What you will do: Find every line in the records below that holds the word "unless", and copy it out.

(Saved entries)
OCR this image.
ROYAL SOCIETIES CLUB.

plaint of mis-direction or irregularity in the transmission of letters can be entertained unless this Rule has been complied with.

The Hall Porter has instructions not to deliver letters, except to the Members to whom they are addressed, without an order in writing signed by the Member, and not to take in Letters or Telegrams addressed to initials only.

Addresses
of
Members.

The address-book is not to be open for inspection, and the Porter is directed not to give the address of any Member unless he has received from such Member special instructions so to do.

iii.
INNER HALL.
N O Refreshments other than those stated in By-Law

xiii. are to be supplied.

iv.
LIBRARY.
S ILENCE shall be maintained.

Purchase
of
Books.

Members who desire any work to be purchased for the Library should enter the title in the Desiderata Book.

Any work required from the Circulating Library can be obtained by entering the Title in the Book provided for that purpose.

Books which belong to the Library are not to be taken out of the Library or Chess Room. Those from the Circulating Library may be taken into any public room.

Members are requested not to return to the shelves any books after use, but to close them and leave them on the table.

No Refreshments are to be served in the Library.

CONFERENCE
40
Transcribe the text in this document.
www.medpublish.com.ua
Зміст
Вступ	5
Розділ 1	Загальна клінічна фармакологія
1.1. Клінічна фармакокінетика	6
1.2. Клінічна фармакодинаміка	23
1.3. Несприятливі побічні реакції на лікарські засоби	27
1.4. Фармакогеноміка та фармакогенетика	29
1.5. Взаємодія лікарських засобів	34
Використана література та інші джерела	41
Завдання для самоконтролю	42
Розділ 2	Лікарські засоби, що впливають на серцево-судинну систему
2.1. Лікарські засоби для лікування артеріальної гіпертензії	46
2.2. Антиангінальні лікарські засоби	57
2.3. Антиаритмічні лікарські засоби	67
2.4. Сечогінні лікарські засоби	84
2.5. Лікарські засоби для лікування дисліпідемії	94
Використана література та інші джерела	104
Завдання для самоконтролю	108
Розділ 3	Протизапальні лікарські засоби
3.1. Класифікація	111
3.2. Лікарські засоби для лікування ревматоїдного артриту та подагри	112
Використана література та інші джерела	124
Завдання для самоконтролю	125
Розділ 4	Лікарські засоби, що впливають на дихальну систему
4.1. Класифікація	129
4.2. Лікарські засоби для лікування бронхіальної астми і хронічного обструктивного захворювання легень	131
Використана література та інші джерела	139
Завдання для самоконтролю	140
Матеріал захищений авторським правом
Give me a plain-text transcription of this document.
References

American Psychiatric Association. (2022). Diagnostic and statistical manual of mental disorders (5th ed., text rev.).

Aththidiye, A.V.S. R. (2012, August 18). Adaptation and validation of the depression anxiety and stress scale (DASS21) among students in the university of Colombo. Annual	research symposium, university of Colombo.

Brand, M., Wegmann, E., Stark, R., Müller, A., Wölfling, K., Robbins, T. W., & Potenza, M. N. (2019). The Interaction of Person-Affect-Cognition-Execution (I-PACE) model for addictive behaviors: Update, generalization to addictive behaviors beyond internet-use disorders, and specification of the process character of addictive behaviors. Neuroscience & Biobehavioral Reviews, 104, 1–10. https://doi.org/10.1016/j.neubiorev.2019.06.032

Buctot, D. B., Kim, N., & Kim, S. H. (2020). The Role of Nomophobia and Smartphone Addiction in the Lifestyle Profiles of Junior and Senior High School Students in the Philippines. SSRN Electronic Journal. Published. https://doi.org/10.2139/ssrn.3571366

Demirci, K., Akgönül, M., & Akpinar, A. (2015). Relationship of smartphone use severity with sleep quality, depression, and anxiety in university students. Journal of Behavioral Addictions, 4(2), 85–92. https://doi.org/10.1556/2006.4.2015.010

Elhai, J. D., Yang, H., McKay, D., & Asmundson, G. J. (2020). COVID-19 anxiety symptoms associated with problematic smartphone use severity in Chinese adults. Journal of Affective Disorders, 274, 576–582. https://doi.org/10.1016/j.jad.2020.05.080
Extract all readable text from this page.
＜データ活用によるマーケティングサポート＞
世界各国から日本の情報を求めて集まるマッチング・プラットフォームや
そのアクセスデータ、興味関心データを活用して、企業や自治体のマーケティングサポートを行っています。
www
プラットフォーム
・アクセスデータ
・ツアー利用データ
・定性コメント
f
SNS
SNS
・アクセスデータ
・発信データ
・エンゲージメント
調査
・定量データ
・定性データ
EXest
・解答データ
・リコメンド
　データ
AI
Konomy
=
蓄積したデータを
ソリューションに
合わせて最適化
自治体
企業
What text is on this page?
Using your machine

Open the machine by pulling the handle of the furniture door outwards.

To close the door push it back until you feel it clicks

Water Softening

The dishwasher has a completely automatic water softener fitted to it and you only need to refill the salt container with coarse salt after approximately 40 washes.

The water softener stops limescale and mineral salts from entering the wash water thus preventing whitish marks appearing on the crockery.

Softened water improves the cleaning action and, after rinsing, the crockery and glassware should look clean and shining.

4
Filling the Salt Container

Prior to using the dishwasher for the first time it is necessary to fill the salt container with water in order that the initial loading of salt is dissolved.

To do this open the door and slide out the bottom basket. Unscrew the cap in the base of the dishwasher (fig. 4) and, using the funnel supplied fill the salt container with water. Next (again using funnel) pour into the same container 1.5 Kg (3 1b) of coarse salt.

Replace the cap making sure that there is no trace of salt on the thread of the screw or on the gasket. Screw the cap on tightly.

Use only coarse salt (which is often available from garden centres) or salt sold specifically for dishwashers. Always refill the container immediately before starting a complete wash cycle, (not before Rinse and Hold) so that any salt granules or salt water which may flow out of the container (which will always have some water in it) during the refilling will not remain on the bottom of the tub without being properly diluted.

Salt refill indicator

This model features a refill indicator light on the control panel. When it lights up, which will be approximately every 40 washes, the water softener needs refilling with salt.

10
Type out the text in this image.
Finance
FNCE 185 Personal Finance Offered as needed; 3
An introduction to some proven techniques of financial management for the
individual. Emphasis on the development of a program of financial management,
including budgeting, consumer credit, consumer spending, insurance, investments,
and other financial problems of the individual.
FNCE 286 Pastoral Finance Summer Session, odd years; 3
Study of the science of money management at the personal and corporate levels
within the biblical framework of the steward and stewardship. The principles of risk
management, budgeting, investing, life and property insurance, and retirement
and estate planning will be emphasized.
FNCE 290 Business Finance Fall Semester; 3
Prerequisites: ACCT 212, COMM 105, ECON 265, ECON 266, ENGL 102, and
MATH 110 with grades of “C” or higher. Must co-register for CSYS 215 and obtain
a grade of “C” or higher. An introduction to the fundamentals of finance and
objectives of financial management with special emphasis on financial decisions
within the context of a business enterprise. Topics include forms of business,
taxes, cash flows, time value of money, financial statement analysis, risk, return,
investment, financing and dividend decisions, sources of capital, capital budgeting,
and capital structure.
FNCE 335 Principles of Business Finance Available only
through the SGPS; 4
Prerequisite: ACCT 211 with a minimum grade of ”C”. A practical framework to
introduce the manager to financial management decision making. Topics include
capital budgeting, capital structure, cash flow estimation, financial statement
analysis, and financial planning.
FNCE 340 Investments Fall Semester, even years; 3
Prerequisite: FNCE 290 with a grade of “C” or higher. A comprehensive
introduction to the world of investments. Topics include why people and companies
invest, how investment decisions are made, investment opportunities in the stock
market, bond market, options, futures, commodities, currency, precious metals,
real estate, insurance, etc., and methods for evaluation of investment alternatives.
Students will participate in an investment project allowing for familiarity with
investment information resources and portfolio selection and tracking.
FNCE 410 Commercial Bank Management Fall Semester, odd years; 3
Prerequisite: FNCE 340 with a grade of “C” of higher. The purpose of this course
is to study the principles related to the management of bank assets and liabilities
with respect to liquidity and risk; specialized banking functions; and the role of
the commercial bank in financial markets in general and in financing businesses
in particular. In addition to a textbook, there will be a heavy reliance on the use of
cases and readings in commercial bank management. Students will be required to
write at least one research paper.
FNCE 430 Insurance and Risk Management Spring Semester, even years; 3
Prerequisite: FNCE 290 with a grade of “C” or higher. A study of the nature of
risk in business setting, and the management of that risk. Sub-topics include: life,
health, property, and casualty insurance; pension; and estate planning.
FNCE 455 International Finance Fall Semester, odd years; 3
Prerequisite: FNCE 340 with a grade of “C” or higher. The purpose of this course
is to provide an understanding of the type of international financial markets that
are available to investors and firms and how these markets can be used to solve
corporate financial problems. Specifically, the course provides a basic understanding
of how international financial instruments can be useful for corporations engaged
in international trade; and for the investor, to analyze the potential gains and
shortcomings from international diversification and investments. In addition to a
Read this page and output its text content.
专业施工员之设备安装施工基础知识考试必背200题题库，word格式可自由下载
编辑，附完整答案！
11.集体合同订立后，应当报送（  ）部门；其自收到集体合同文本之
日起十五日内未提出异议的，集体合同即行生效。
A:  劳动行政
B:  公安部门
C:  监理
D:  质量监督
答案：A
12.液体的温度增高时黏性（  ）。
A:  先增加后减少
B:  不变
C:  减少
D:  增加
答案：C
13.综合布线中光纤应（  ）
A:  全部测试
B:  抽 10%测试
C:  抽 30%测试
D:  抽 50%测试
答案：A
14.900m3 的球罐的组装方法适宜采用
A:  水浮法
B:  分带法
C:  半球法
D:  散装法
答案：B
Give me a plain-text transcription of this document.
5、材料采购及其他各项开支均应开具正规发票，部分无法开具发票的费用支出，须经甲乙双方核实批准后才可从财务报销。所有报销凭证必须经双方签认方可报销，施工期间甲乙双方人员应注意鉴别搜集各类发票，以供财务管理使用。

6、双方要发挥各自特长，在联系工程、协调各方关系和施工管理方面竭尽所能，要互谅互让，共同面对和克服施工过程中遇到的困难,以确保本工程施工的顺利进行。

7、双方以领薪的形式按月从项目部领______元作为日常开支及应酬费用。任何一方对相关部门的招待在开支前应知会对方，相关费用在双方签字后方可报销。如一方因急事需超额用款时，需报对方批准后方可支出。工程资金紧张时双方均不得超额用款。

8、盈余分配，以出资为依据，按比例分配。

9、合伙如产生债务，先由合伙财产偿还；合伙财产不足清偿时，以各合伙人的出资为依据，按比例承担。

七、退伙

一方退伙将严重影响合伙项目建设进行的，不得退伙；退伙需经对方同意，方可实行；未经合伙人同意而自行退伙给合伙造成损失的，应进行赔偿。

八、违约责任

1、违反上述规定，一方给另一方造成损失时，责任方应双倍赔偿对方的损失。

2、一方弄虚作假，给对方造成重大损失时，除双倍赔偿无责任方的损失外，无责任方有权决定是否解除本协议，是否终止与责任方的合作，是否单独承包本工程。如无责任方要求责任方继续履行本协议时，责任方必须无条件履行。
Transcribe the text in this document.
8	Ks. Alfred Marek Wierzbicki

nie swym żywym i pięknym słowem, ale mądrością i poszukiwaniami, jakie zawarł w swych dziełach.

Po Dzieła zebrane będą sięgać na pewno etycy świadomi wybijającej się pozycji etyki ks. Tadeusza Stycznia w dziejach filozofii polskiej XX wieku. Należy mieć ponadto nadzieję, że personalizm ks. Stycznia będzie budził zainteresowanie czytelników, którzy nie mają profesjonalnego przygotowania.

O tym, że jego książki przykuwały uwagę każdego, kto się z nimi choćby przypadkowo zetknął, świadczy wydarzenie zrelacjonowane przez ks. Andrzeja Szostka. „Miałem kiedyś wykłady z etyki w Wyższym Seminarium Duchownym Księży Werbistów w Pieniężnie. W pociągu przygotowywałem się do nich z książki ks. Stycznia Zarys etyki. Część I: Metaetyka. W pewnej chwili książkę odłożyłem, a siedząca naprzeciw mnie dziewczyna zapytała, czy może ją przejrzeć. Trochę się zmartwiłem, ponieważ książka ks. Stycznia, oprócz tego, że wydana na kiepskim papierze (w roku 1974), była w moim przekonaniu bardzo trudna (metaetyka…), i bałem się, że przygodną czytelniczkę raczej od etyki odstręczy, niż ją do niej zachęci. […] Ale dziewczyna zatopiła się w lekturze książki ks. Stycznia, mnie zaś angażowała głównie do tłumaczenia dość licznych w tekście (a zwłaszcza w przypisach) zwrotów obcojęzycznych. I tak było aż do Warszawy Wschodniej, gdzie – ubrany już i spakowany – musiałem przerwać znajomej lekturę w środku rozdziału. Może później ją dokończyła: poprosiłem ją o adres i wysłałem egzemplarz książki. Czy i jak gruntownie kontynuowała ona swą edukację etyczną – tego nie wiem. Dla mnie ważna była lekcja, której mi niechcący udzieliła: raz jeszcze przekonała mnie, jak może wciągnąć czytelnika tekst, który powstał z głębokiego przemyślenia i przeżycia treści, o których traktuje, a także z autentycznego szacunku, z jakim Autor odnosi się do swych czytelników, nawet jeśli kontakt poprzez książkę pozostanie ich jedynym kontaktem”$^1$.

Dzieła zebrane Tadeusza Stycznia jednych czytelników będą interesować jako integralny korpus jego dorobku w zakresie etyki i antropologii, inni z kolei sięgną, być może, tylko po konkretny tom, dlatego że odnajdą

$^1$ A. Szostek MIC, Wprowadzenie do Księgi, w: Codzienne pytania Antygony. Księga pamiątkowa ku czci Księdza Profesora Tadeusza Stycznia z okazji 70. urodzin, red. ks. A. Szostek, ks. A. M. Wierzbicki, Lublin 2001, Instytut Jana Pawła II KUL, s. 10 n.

Answer to the problem:
plaint of mis-direction or irregularity in the transmission of letters can be entertained unless this Rule has been complied with.
The address-book is not to be open for inspection, and the Porter is directed not to give the address of any Member unless he has received from such Member special instructions so to do.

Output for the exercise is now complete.